- _PROBLEM TO WORK ON_:
Across the entries below, how many lines contain the string "placeholder"? Give only the count.

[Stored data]
#####
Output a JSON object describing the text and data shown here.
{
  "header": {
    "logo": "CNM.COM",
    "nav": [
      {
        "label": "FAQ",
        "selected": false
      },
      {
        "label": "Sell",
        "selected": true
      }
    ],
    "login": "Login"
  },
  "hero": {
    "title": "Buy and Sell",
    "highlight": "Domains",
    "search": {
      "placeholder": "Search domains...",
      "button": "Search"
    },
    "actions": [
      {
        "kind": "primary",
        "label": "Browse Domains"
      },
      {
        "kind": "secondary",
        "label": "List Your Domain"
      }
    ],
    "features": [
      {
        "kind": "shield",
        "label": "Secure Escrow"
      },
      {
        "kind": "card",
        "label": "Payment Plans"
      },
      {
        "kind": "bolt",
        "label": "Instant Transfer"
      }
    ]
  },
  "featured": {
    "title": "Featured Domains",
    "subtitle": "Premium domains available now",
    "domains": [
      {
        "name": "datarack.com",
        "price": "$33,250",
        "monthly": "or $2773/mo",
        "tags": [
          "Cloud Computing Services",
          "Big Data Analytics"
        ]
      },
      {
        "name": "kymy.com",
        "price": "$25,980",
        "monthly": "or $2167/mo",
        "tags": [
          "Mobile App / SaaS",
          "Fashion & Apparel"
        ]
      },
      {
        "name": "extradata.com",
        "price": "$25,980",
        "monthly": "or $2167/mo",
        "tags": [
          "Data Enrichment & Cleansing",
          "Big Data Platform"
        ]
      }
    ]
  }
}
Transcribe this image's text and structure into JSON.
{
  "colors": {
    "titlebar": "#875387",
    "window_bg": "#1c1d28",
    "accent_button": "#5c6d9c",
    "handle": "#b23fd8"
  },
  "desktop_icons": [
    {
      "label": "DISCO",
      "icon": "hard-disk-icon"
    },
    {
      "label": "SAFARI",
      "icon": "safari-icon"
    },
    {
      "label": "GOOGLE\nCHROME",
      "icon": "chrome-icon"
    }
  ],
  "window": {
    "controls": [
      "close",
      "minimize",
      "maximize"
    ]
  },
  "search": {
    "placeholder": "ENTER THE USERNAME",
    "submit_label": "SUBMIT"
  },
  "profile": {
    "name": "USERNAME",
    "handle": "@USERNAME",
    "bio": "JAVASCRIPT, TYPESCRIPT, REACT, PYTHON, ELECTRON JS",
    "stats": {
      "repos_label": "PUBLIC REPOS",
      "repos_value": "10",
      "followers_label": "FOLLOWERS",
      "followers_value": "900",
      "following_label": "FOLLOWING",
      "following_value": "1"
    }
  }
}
#####
- _RESPONSE TO THE TASK_:
2